### Task brief
Here are some records. Copy each one exactly.
___
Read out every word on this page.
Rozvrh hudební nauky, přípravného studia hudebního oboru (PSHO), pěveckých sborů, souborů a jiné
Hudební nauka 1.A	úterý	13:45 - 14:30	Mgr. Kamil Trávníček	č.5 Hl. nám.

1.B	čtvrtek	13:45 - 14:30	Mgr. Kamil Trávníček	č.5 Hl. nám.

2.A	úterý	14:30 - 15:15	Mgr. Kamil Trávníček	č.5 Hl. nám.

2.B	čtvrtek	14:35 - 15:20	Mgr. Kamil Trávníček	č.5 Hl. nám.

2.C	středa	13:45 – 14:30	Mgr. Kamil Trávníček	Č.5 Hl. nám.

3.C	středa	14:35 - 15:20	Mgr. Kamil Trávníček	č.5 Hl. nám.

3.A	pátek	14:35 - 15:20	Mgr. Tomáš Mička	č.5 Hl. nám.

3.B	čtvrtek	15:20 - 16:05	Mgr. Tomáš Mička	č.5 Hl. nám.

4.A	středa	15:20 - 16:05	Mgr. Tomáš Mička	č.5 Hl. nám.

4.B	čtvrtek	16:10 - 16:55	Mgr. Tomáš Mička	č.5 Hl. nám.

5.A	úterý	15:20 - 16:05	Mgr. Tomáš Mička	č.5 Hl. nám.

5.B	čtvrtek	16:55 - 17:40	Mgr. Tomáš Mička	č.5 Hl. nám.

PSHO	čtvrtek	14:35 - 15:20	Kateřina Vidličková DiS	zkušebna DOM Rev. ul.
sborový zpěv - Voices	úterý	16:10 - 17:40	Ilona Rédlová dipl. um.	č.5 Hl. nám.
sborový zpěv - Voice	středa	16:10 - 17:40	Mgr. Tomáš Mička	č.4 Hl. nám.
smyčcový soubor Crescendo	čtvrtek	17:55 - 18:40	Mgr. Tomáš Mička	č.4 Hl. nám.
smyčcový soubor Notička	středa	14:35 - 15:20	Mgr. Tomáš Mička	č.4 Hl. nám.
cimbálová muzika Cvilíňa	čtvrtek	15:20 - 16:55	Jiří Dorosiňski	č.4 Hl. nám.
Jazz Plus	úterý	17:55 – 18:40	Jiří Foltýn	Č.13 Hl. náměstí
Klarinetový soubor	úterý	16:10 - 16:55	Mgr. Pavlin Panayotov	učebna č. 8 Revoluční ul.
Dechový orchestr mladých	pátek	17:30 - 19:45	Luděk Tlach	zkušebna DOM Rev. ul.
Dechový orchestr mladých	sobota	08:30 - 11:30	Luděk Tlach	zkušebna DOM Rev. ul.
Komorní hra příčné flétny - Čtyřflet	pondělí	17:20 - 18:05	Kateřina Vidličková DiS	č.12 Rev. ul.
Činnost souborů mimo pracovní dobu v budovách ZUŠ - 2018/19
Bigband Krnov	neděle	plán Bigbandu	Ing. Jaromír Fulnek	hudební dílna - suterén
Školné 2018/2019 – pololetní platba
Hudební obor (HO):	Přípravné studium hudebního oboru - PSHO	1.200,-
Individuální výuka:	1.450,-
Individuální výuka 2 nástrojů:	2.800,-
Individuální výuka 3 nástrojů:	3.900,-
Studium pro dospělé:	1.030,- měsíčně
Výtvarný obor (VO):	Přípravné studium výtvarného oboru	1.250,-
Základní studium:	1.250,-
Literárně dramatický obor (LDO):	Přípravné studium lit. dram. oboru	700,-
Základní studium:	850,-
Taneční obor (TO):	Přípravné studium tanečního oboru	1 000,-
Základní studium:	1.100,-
___
### Answer to this exercise
Read out every word on this page.
Rozvrh hudební nauky, přípravného studia hudebního oboru (PSHO), pěveckých sborů, souborů a jiné
Hudební nauka 1.A	úterý	13:45 - 14:30	Mgr. Kamil Trávníček	č.5 Hl. nám.

1.B	čtvrtek	13:45 - 14:30	Mgr. Kamil Trávníček	č.5 Hl. nám.

2.A	úterý	14:30 - 15:15	Mgr. Kamil Trávníček	č.5 Hl. nám.

2.B	čtvrtek	14:35 - 15:20	Mgr. Kamil Trávníček	č.5 Hl. nám.

2.C	středa	13:45 – 14:30	Mgr. Kamil Trávníček	Č.5 Hl. nám.

3.C	středa	14:35 - 15:20	Mgr. Kamil Trávníček	č.5 Hl. nám.

3.A	pátek	14:35 - 15:20	Mgr. Tomáš Mička	č.5 Hl. nám.

3.B	čtvrtek	15:20 - 16:05	Mgr. Tomáš Mička	č.5 Hl. nám.

4.A	středa	15:20 - 16:05	Mgr. Tomáš Mička	č.5 Hl. nám.

4.B	čtvrtek	16:10 - 16:55	Mgr. Tomáš Mička	č.5 Hl. nám.

5.A	úterý	15:20 - 16:05	Mgr. Tomáš Mička	č.5 Hl. nám.

5.B	čtvrtek	16:55 - 17:40	Mgr. Tomáš Mička	č.5 Hl. nám.

PSHO	čtvrtek	14:35 - 15:20	Kateřina Vidličková DiS	zkušebna DOM Rev. ul.
sborový zpěv - Voices	úterý	16:10 - 17:40	Ilona Rédlová dipl. um.	č.5 Hl. nám.
sborový zpěv - Voice	středa	16:10 - 17:40	Mgr. Tomáš Mička	č.4 Hl. nám.
smyčcový soubor Crescendo	čtvrtek	17:55 - 18:40	Mgr. Tomáš Mička	č.4 Hl. nám.
smyčcový soubor Notička	středa	14:35 - 15:20	Mgr. Tomáš Mička	č.4 Hl. nám.
cimbálová muzika Cvilíňa	čtvrtek	15:20 - 16:55	Jiří Dorosiňski	č.4 Hl. nám.
Jazz Plus	úterý	17:55 – 18:40	Jiří Foltýn	Č.13 Hl. náměstí
Klarinetový soubor	úterý	16:10 - 16:55	Mgr. Pavlin Panayotov	učebna č. 8 Revoluční ul.
Dechový orchestr mladých	pátek	17:30 - 19:45	Luděk Tlach	zkušebna DOM Rev. ul.
Dechový orchestr mladých	sobota	08:30 - 11:30	Luděk Tlach	zkušebna DOM Rev. ul.
Komorní hra příčné flétny - Čtyřflet	pondělí	17:20 - 18:05	Kateřina Vidličková DiS	č.12 Rev. ul.
Činnost souborů mimo pracovní dobu v budovách ZUŠ - 2018/19
Bigband Krnov	neděle	plán Bigbandu	Ing. Jaromír Fulnek	hudební dílna - suterén
Školné 2018/2019 – pololetní platba
Hudební obor (HO):	Přípravné studium hudebního oboru - PSHO	1.200,-
Individuální výuka:	1.450,-
Individuální výuka 2 nástrojů:	2.800,-
Individuální výuka 3 nástrojů:	3.900,-
Studium pro dospělé:	1.030,- měsíčně
Výtvarný obor (VO):	Přípravné studium výtvarného oboru	1.250,-
Základní studium:	1.250,-
Literárně dramatický obor (LDO):	Přípravné studium lit. dram. oboru	700,-
Základní studium:	850,-
Taneční obor (TO):	Přípravné studium tanečního oboru	1 000,-
Základní studium:	1.100,-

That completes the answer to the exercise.